• **Records to use**
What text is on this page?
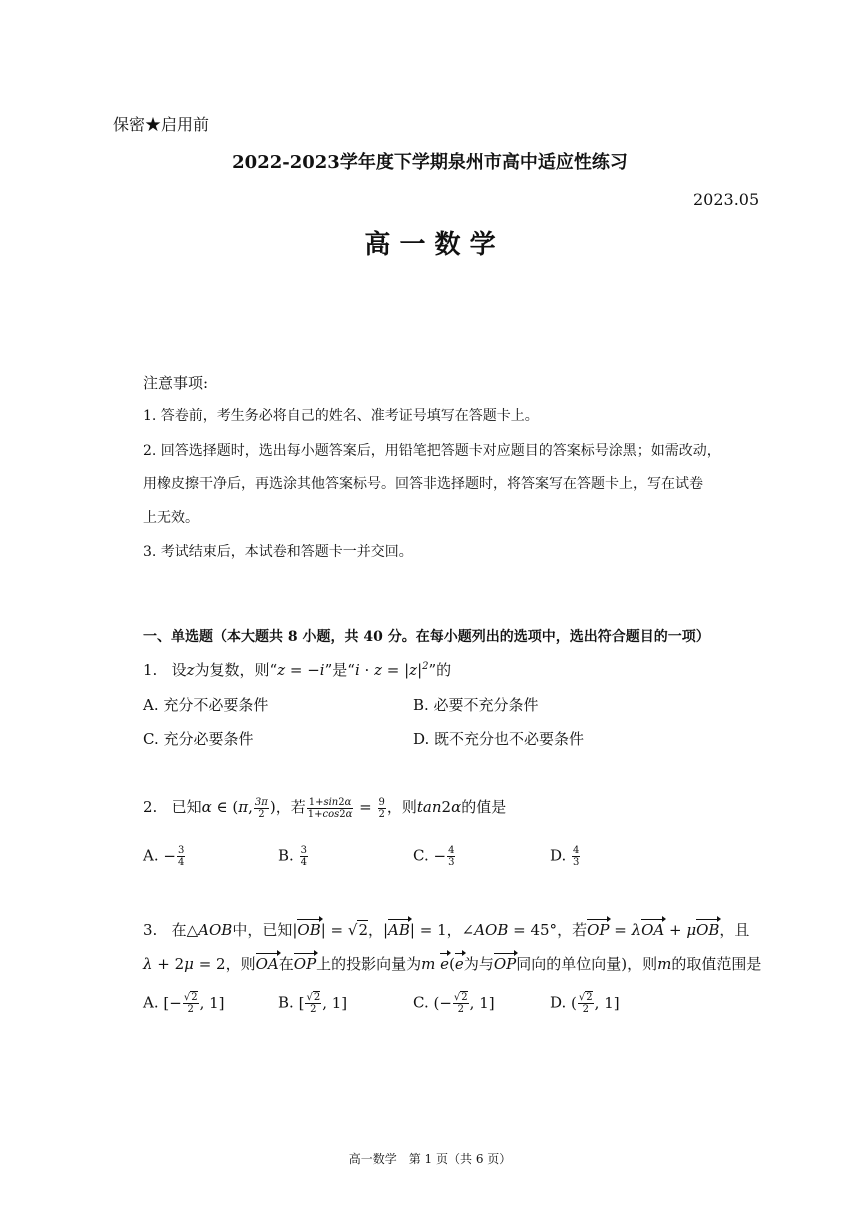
保密★启用前
2022-2023学年度下学期泉州市高中适应性练习
2023.05
高 一 数 学
注意事项:
1. 答卷前，考生务必将自己的姓名、准考证号填写在答题卡上。
2. 回答选择题时，选出每小题答案后，用铅笔把答题卡对应题目的答案标号涂黑；如需改动，
用橡皮擦干净后，再选涂其他答案标号。回答非选择题时，将答案写在答题卡上，写在试卷
上无效。
3. 考试结束后，本试卷和答题卡一并交回。
一、单选题（本大题共 8 小题，共 40 分。在每小题列出的选项中，选出符合题目的一项）
1. 设z为复数，则“z = −i”是“$i \cdot z = |z|^2$”的
A. 充分不必要条件	B. 必要不充分条件
C. 充分必要条件	D. 既不充分也不必要条件
2. 已知α ∈ (π, $\frac{3\pi}{2}$ )，若 $\frac{1+\sin 2\alpha}{1+\cos 2\alpha} = \frac{9}{2}$ ，则tan2α的值是
A. − $\frac{3}{4}$	B. $\frac{3}{4}$	C. − $\frac{4}{3}$	D. $\frac{4}{3}$
3. 在△AOB中，已知|OB| = √2，|AB| = 1，∠AOB = 45°，若OP = λOA + μOB，且
λ + 2μ = 2，则OA在OP上的投影向量为m e(e为与OP同向的单位向量)，则m的取值范围是
A. [− $\frac{√2}{2}$ , 1]	B. [ $\frac{√2}{2}$ , 1]	C. (− $\frac{√2}{2}$ , 1]	D. ( $\frac{√2}{2}$ , 1]
高一数学　第 1 页（共 6 页）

• **Problem details**
Except for the pictures, print the data above exactly.

• **Solution**
What text is on this page?
保密★启用前
2022-2023学年度下学期泉州市高中适应性练习
2023.05
高 一 数 学
注意事项:
1. 答卷前，考生务必将自己的姓名、准考证号填写在答题卡上。
2. 回答选择题时，选出每小题答案后，用铅笔把答题卡对应题目的答案标号涂黑；如需改动，
用橡皮擦干净后，再选涂其他答案标号。回答非选择题时，将答案写在答题卡上，写在试卷
上无效。
3. 考试结束后，本试卷和答题卡一并交回。
一、单选题（本大题共 8 小题，共 40 分。在每小题列出的选项中，选出符合题目的一项）
1. 设z为复数，则“z = −i”是“$i \cdot z = |z|^2$”的
A. 充分不必要条件	B. 必要不充分条件
C. 充分必要条件	D. 既不充分也不必要条件
2. 已知α ∈ (π, $\frac{3\pi}{2}$ )，若 $\frac{1+\sin 2\alpha}{1+\cos 2\alpha} = \frac{9}{2}$ ，则tan2α的值是
A. − $\frac{3}{4}$	B. $\frac{3}{4}$	C. − $\frac{4}{3}$	D. $\frac{4}{3}$
3. 在△AOB中，已知|OB| = √2，|AB| = 1，∠AOB = 45°，若OP = λOA + μOB，且
λ + 2μ = 2，则OA在OP上的投影向量为m e(e为与OP同向的单位向量)，则m的取值范围是
A. [− $\frac{√2}{2}$ , 1]	B. [ $\frac{√2}{2}$ , 1]	C. (− $\frac{√2}{2}$ , 1]	D. ( $\frac{√2}{2}$ , 1]
高一数学　第 1 页（共 6 页）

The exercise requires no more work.